=== Set task ===
Below is a block of records; reproduce all of them exactly and leave out any pictures.

[Data excerpts]
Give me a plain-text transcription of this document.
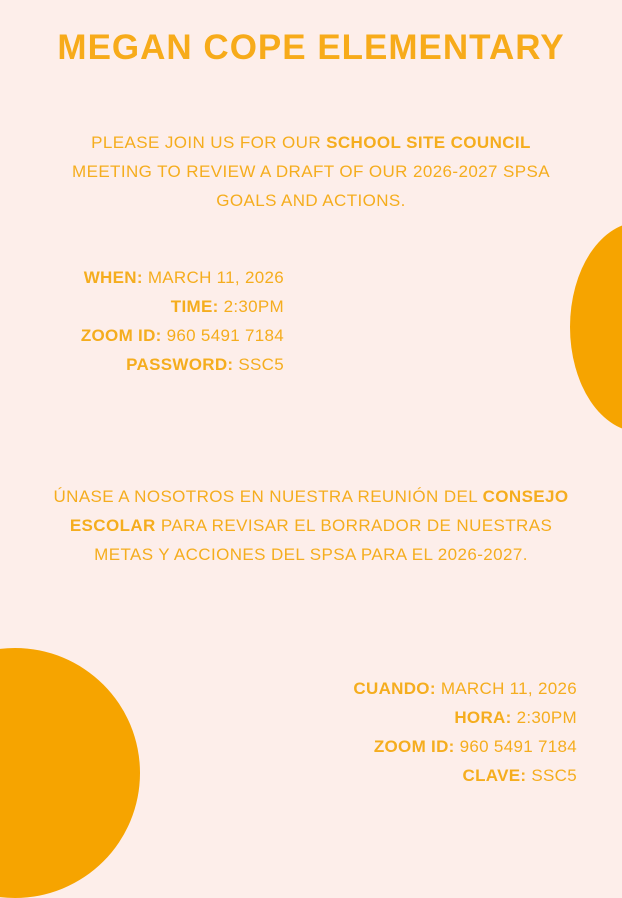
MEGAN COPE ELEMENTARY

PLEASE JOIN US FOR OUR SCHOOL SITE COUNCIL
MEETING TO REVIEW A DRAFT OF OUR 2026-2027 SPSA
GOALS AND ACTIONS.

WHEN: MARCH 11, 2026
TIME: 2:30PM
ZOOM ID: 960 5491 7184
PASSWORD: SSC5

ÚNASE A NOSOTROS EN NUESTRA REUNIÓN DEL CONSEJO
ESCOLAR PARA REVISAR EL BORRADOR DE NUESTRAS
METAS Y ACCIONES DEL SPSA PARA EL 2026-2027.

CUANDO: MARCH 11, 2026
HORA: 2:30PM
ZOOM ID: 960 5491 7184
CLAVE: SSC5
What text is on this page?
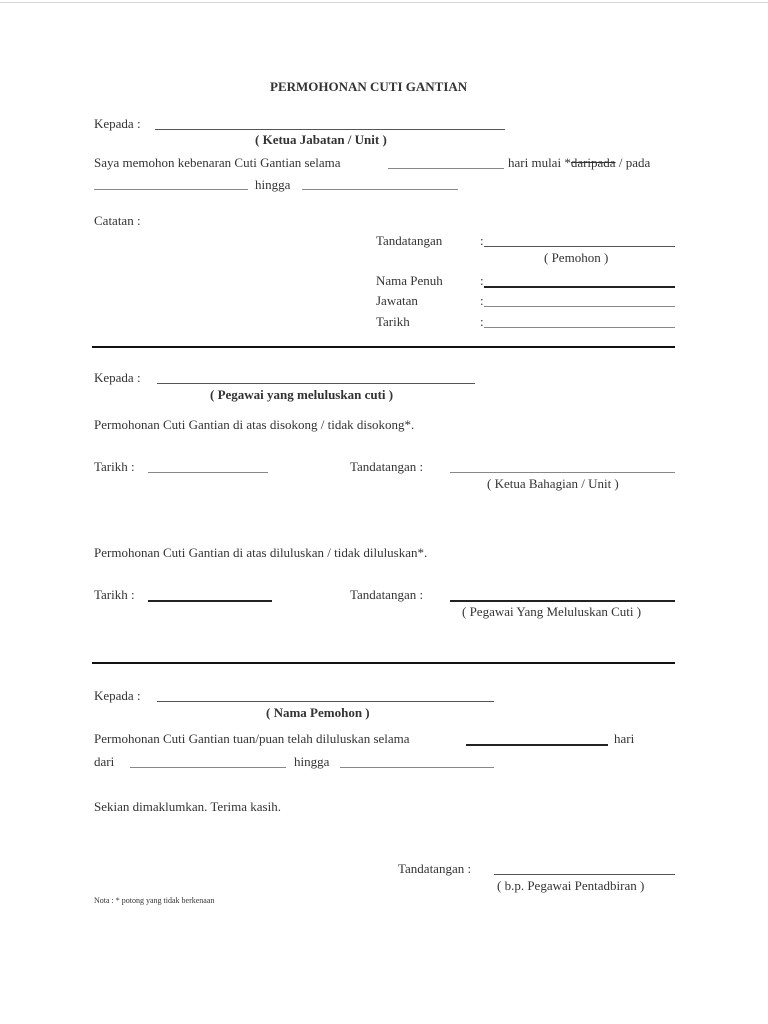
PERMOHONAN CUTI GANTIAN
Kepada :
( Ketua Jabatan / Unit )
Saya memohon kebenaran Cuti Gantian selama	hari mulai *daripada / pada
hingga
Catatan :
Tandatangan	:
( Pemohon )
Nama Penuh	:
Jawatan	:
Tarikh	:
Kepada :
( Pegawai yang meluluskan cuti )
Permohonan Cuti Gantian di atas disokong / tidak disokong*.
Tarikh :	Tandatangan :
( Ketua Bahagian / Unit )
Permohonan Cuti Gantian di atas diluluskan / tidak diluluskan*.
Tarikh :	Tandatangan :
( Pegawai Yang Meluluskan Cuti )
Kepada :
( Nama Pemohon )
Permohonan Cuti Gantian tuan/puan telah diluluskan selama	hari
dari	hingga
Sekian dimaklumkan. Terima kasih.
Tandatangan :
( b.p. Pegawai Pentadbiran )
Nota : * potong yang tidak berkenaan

=== Task result ===
Give me a plain-text transcription of this document.
MEGAN COPE ELEMENTARY

PLEASE JOIN US FOR OUR SCHOOL SITE COUNCIL
MEETING TO REVIEW A DRAFT OF OUR 2026-2027 SPSA
GOALS AND ACTIONS.

WHEN: MARCH 11, 2026
TIME: 2:30PM
ZOOM ID: 960 5491 7184
PASSWORD: SSC5

ÚNASE A NOSOTROS EN NUESTRA REUNIÓN DEL CONSEJO
ESCOLAR PARA REVISAR EL BORRADOR DE NUESTRAS
METAS Y ACCIONES DEL SPSA PARA EL 2026-2027.

CUANDO: MARCH 11, 2026
HORA: 2:30PM
ZOOM ID: 960 5491 7184
CLAVE: SSC5
What text is on this page?
PERMOHONAN CUTI GANTIAN
Kepada :
( Ketua Jabatan / Unit )
Saya memohon kebenaran Cuti Gantian selama	hari mulai *daripada / pada
hingga
Catatan :
Tandatangan	:
( Pemohon )
Nama Penuh	:
Jawatan	:
Tarikh	:
Kepada :
( Pegawai yang meluluskan cuti )
Permohonan Cuti Gantian di atas disokong / tidak disokong*.
Tarikh :	Tandatangan :
( Ketua Bahagian / Unit )
Permohonan Cuti Gantian di atas diluluskan / tidak diluluskan*.
Tarikh :	Tandatangan :
( Pegawai Yang Meluluskan Cuti )
Kepada :
( Nama Pemohon )
Permohonan Cuti Gantian tuan/puan telah diluluskan selama	hari
dari	hingga
Sekian dimaklumkan. Terima kasih.
Tandatangan :
( b.p. Pegawai Pentadbiran )
Nota : * potong yang tidak berkenaan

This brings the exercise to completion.